[start]

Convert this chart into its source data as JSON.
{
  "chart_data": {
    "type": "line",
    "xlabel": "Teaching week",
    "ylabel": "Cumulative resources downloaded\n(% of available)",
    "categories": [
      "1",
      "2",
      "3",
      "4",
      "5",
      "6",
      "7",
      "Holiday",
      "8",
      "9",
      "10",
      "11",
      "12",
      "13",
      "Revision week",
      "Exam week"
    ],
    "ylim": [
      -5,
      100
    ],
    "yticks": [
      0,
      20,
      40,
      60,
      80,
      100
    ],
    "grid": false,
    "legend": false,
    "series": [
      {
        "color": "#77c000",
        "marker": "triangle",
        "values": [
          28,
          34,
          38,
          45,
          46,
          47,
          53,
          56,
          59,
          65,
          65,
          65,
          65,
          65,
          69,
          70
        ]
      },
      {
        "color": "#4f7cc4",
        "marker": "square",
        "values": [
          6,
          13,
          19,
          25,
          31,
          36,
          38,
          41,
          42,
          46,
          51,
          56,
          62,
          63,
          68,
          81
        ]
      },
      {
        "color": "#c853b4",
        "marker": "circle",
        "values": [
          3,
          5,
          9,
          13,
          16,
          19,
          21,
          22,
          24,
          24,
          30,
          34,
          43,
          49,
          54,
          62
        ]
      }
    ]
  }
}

[end]
[start]

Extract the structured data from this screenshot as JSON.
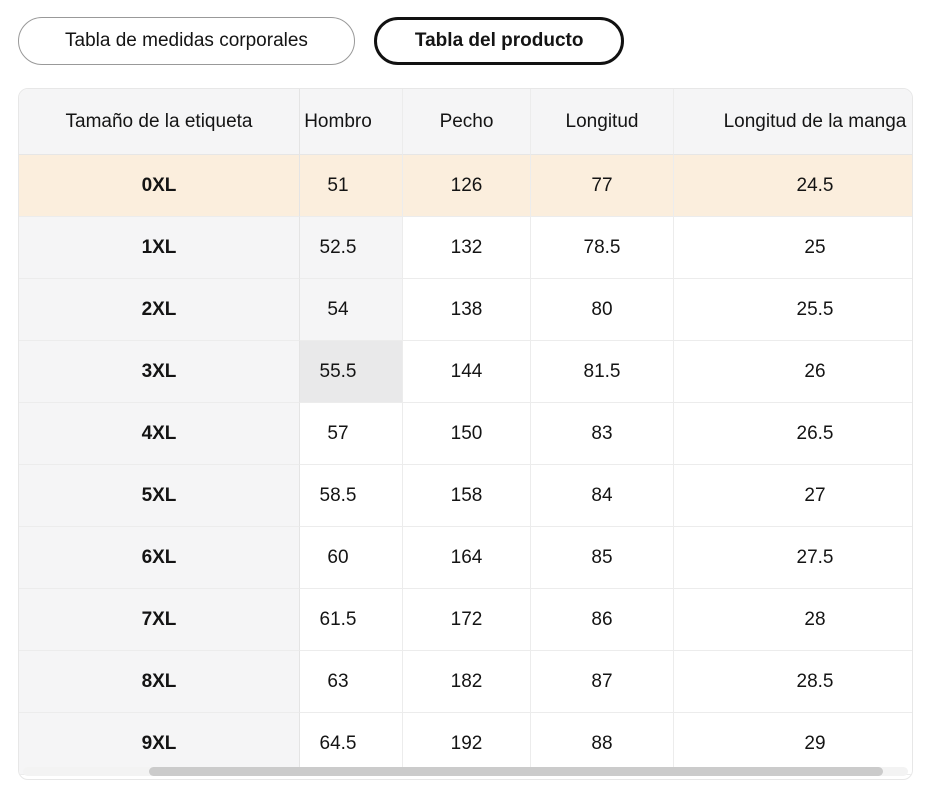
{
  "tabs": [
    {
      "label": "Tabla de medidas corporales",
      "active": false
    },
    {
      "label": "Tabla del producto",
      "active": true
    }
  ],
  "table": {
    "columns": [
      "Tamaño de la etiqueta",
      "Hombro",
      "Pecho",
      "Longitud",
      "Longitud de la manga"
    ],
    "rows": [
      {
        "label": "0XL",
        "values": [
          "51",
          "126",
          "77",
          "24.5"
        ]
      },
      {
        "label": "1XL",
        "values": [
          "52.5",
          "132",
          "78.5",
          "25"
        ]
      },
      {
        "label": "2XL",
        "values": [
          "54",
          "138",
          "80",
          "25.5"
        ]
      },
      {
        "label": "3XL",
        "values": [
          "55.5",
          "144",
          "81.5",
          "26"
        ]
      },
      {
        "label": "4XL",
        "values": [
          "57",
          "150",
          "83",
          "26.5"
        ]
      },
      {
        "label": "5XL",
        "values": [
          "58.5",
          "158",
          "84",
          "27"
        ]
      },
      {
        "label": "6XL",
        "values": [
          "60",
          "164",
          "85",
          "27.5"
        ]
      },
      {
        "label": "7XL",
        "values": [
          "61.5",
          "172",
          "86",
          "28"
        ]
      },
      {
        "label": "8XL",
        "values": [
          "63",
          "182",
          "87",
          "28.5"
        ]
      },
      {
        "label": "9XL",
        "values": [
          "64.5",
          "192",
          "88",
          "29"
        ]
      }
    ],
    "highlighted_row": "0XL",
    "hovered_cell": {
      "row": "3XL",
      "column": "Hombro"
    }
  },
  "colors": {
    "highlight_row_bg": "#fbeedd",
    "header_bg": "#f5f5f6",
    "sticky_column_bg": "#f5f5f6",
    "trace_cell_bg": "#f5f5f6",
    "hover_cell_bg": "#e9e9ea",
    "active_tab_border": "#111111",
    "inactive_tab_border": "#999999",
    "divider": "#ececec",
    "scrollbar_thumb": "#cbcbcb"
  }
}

[end]
[start]

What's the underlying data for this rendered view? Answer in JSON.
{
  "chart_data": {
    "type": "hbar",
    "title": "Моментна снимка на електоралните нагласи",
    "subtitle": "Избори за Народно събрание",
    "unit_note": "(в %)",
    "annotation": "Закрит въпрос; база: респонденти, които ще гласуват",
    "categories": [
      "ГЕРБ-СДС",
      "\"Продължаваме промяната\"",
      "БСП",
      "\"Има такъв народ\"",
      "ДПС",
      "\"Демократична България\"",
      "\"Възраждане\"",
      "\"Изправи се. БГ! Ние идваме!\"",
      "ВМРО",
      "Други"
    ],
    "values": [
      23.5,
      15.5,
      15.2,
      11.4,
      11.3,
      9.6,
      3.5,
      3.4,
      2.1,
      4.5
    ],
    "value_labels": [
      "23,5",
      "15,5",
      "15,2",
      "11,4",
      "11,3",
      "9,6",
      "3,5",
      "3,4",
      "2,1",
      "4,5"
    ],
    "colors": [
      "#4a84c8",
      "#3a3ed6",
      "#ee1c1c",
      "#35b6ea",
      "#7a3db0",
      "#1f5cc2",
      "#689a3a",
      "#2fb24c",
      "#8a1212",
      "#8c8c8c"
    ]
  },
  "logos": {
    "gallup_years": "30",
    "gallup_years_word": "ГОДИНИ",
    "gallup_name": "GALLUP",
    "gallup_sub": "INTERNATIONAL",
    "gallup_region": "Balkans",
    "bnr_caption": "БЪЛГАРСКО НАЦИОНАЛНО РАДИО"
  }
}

[end]

• Job: Identify each line of the material where the word "JSON" shows up, and copy it.

• Output for this exercise:
Convert this chart into its source data as JSON.
Extract the structured data from this screenshot as JSON.
What's the underlying data for this rendered view? Answer in JSON.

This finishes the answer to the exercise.